Reproduce the entries exactly.

[Stored records]
_ _ _ _

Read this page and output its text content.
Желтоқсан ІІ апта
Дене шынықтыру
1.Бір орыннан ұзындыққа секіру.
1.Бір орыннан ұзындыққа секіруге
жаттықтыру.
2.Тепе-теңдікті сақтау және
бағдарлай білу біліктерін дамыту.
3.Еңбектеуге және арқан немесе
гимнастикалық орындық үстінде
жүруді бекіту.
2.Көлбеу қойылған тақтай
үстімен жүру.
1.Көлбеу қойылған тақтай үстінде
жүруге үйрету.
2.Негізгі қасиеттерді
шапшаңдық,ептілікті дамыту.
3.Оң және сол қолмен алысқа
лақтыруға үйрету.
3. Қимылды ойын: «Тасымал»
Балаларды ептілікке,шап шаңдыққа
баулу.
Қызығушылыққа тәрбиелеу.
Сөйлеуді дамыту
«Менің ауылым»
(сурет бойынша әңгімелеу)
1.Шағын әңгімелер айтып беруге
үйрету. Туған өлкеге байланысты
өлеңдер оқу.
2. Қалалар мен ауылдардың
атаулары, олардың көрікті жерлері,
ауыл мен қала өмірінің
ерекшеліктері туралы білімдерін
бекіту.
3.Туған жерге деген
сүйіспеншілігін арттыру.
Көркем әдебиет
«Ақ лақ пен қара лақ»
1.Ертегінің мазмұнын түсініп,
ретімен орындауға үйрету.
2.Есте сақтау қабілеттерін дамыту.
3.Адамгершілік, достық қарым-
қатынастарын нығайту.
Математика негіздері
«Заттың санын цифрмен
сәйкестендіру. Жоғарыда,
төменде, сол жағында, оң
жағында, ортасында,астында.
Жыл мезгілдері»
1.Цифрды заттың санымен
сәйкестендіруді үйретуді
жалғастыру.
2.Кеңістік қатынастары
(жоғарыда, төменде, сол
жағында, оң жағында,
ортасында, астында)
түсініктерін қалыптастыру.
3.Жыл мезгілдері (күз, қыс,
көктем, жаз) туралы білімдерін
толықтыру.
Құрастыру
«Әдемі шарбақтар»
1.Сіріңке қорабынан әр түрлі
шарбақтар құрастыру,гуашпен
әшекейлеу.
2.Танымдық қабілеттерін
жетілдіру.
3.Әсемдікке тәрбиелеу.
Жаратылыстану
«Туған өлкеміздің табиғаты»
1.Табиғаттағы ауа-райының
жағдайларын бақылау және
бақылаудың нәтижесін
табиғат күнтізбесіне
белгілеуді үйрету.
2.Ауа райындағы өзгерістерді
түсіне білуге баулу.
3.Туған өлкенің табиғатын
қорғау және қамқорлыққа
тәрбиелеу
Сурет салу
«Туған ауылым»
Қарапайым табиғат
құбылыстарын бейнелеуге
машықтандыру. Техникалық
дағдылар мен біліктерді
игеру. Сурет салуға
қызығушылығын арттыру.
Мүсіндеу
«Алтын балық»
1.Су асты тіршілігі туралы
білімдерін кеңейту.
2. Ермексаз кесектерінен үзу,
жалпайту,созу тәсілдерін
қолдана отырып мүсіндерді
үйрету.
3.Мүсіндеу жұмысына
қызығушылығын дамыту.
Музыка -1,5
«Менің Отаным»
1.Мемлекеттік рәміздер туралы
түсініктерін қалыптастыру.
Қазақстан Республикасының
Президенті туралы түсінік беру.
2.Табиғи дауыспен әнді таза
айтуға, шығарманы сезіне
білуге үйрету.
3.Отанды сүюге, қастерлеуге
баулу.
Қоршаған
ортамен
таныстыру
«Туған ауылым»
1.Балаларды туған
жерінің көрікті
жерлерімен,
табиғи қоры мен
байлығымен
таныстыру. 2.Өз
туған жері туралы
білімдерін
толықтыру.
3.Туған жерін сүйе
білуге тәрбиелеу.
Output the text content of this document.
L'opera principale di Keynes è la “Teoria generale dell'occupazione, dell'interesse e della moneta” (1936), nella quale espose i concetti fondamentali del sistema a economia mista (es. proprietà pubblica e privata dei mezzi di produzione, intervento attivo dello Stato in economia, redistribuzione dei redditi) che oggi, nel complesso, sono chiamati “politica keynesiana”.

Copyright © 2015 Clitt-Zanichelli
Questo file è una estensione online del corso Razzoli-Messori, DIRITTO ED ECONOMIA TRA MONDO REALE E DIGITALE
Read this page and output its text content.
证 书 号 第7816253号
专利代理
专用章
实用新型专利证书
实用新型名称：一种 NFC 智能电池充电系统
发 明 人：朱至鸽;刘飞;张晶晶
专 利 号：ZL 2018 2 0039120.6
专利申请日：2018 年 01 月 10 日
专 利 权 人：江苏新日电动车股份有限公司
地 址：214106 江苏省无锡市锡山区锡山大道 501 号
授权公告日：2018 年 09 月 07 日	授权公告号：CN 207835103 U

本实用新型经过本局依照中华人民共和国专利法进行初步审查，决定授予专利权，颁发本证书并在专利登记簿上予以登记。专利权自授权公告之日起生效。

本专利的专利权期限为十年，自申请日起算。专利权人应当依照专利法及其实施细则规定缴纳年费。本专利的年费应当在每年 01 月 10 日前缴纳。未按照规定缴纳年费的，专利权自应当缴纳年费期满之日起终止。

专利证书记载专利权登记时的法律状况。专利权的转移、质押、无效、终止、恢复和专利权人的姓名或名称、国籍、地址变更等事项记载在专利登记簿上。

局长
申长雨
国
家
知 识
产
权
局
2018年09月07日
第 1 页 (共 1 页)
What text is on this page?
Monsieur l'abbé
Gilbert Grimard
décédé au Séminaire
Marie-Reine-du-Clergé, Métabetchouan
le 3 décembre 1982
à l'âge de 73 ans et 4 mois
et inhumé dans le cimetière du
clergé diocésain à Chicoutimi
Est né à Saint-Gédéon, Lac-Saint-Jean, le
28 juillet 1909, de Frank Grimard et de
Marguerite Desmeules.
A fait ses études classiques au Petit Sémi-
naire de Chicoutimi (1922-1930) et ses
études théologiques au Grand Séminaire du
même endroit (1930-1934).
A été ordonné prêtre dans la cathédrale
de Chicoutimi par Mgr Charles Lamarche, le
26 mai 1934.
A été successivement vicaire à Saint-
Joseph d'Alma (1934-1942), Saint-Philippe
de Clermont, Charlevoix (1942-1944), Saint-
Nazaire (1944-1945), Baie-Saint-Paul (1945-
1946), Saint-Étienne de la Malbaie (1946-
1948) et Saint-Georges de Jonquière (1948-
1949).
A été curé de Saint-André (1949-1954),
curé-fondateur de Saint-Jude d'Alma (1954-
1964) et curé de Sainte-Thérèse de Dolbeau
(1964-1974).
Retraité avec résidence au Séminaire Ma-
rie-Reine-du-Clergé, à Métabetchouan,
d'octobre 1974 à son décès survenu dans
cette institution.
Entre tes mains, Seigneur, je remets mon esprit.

_ _ _ _

Output of the task:
Read this page and output its text content.
Желтоқсан ІІ апта
Дене шынықтыру
1.Бір орыннан ұзындыққа секіру.
1.Бір орыннан ұзындыққа секіруге
жаттықтыру.
2.Тепе-теңдікті сақтау және
бағдарлай білу біліктерін дамыту.
3.Еңбектеуге және арқан немесе
гимнастикалық орындық үстінде
жүруді бекіту.
2.Көлбеу қойылған тақтай
үстімен жүру.
1.Көлбеу қойылған тақтай үстінде
жүруге үйрету.
2.Негізгі қасиеттерді
шапшаңдық,ептілікті дамыту.
3.Оң және сол қолмен алысқа
лақтыруға үйрету.
3. Қимылды ойын: «Тасымал»
Балаларды ептілікке,шап шаңдыққа
баулу.
Қызығушылыққа тәрбиелеу.
Сөйлеуді дамыту
«Менің ауылым»
(сурет бойынша әңгімелеу)
1.Шағын әңгімелер айтып беруге
үйрету. Туған өлкеге байланысты
өлеңдер оқу.
2. Қалалар мен ауылдардың
атаулары, олардың көрікті жерлері,
ауыл мен қала өмірінің
ерекшеліктері туралы білімдерін
бекіту.
3.Туған жерге деген
сүйіспеншілігін арттыру.
Көркем әдебиет
«Ақ лақ пен қара лақ»
1.Ертегінің мазмұнын түсініп,
ретімен орындауға үйрету.
2.Есте сақтау қабілеттерін дамыту.
3.Адамгершілік, достық қарым-
қатынастарын нығайту.
Математика негіздері
«Заттың санын цифрмен
сәйкестендіру. Жоғарыда,
төменде, сол жағында, оң
жағында, ортасында,астында.
Жыл мезгілдері»
1.Цифрды заттың санымен
сәйкестендіруді үйретуді
жалғастыру.
2.Кеңістік қатынастары
(жоғарыда, төменде, сол
жағында, оң жағында,
ортасында, астында)
түсініктерін қалыптастыру.
3.Жыл мезгілдері (күз, қыс,
көктем, жаз) туралы білімдерін
толықтыру.
Құрастыру
«Әдемі шарбақтар»
1.Сіріңке қорабынан әр түрлі
шарбақтар құрастыру,гуашпен
әшекейлеу.
2.Танымдық қабілеттерін
жетілдіру.
3.Әсемдікке тәрбиелеу.
Жаратылыстану
«Туған өлкеміздің табиғаты»
1.Табиғаттағы ауа-райының
жағдайларын бақылау және
бақылаудың нәтижесін
табиғат күнтізбесіне
белгілеуді үйрету.
2.Ауа райындағы өзгерістерді
түсіне білуге баулу.
3.Туған өлкенің табиғатын
қорғау және қамқорлыққа
тәрбиелеу
Сурет салу
«Туған ауылым»
Қарапайым табиғат
құбылыстарын бейнелеуге
машықтандыру. Техникалық
дағдылар мен біліктерді
игеру. Сурет салуға
қызығушылығын арттыру.
Мүсіндеу
«Алтын балық»
1.Су асты тіршілігі туралы
білімдерін кеңейту.
2. Ермексаз кесектерінен үзу,
жалпайту,созу тәсілдерін
қолдана отырып мүсіндерді
үйрету.
3.Мүсіндеу жұмысына
қызығушылығын дамыту.
Музыка -1,5
«Менің Отаным»
1.Мемлекеттік рәміздер туралы
түсініктерін қалыптастыру.
Қазақстан Республикасының
Президенті туралы түсінік беру.
2.Табиғи дауыспен әнді таза
айтуға, шығарманы сезіне
білуге үйрету.
3.Отанды сүюге, қастерлеуге
баулу.
Қоршаған
ортамен
таныстыру
«Туған ауылым»
1.Балаларды туған
жерінің көрікті
жерлерімен,
табиғи қоры мен
байлығымен
таныстыру. 2.Өз
туған жері туралы
білімдерін
толықтыру.
3.Туған жерін сүйе
білуге тәрбиелеу.
Output the text content of this document.
L'opera principale di Keynes è la “Teoria generale dell'occupazione, dell'interesse e della moneta” (1936), nella quale espose i concetti fondamentali del sistema a economia mista (es. proprietà pubblica e privata dei mezzi di produzione, intervento attivo dello Stato in economia, redistribuzione dei redditi) che oggi, nel complesso, sono chiamati “politica keynesiana”.

Copyright © 2015 Clitt-Zanichelli
Questo file è una estensione online del corso Razzoli-Messori, DIRITTO ED ECONOMIA TRA MONDO REALE E DIGITALE
Read this page and output its text content.
证 书 号 第7816253号
专利代理
专用章
实用新型专利证书
实用新型名称：一种 NFC 智能电池充电系统
发 明 人：朱至鸽;刘飞;张晶晶
专 利 号：ZL 2018 2 0039120.6
专利申请日：2018 年 01 月 10 日
专 利 权 人：江苏新日电动车股份有限公司
地 址：214106 江苏省无锡市锡山区锡山大道 501 号
授权公告日：2018 年 09 月 07 日	授权公告号：CN 207835103 U

本实用新型经过本局依照中华人民共和国专利法进行初步审查，决定授予专利权，颁发本证书并在专利登记簿上予以登记。专利权自授权公告之日起生效。

本专利的专利权期限为十年，自申请日起算。专利权人应当依照专利法及其实施细则规定缴纳年费。本专利的年费应当在每年 01 月 10 日前缴纳。未按照规定缴纳年费的，专利权自应当缴纳年费期满之日起终止。

专利证书记载专利权登记时的法律状况。专利权的转移、质押、无效、终止、恢复和专利权人的姓名或名称、国籍、地址变更等事项记载在专利登记簿上。

局长
申长雨
国
家
知 识
产
权
局
2018年09月07日
第 1 页 (共 1 页)
What text is on this page?
Monsieur l'abbé
Gilbert Grimard
décédé au Séminaire
Marie-Reine-du-Clergé, Métabetchouan
le 3 décembre 1982
à l'âge de 73 ans et 4 mois
et inhumé dans le cimetière du
clergé diocésain à Chicoutimi
Est né à Saint-Gédéon, Lac-Saint-Jean, le
28 juillet 1909, de Frank Grimard et de
Marguerite Desmeules.
A fait ses études classiques au Petit Sémi-
naire de Chicoutimi (1922-1930) et ses
études théologiques au Grand Séminaire du
même endroit (1930-1934).
A été ordonné prêtre dans la cathédrale
de Chicoutimi par Mgr Charles Lamarche, le
26 mai 1934.
A été successivement vicaire à Saint-
Joseph d'Alma (1934-1942), Saint-Philippe
de Clermont, Charlevoix (1942-1944), Saint-
Nazaire (1944-1945), Baie-Saint-Paul (1945-
1946), Saint-Étienne de la Malbaie (1946-
1948) et Saint-Georges de Jonquière (1948-
1949).
A été curé de Saint-André (1949-1954),
curé-fondateur de Saint-Jude d'Alma (1954-
1964) et curé de Sainte-Thérèse de Dolbeau
(1964-1974).
Retraité avec résidence au Séminaire Ma-
rie-Reine-du-Clergé, à Métabetchouan,
d'octobre 1974 à son décès survenu dans
cette institution.
Entre tes mains, Seigneur, je remets mon esprit.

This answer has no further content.